(PROBLEM DESCRIPTION)
For every line in the records that has the word "before", make a copy.

Begin SUPPLIED INFORMATION

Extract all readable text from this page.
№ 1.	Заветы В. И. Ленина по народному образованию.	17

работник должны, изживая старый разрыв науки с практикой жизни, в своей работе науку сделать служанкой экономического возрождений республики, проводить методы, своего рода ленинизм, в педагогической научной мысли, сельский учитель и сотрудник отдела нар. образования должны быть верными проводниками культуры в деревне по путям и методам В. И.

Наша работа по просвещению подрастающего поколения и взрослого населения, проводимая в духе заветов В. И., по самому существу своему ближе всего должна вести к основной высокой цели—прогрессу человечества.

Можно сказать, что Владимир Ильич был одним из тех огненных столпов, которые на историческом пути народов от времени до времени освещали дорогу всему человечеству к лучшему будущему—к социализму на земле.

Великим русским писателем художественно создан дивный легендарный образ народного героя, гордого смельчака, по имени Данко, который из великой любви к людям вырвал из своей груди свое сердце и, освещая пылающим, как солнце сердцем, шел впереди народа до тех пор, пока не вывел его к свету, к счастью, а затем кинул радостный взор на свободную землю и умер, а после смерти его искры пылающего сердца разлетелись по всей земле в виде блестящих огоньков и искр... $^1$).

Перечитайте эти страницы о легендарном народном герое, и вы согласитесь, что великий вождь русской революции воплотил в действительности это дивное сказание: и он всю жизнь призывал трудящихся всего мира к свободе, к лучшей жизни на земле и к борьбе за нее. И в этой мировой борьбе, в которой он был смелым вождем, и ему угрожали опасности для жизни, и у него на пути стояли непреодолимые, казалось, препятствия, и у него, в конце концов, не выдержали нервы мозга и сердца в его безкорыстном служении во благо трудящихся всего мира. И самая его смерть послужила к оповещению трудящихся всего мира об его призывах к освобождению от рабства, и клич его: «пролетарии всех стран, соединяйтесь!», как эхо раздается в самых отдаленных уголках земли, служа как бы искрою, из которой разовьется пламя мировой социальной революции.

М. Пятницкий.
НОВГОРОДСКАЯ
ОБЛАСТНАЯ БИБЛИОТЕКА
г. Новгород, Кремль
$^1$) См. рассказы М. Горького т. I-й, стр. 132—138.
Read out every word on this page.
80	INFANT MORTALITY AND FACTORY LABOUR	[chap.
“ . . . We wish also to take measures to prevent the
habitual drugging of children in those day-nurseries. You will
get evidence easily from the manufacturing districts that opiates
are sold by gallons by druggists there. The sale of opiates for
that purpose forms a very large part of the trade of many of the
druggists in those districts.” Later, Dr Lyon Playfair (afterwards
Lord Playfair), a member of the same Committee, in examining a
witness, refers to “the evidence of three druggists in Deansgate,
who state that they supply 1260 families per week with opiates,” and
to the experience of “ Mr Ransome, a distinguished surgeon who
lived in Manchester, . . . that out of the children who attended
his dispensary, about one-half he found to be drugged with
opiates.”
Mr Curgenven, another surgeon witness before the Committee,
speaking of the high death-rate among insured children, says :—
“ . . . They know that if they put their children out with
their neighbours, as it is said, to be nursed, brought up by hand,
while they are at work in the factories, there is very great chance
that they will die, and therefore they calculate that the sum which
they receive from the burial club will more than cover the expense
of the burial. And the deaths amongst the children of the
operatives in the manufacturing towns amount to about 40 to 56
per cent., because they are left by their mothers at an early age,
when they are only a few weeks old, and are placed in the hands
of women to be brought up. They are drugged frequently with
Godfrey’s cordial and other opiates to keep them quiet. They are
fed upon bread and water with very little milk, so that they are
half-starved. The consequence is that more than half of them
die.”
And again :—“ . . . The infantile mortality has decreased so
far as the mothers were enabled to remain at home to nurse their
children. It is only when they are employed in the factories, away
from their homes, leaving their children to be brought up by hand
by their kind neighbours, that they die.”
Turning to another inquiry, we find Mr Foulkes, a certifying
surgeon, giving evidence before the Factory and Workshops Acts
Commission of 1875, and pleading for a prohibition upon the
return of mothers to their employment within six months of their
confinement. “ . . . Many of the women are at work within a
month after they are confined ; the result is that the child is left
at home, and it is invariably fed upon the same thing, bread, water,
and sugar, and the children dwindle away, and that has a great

End SUPPLIED INFORMATION

(ANSWER TO THE EXERCISE)
Mr Curgenven, another surgeon witness before the Committee,
surgeon, giving evidence before the Factory and Workshops Acts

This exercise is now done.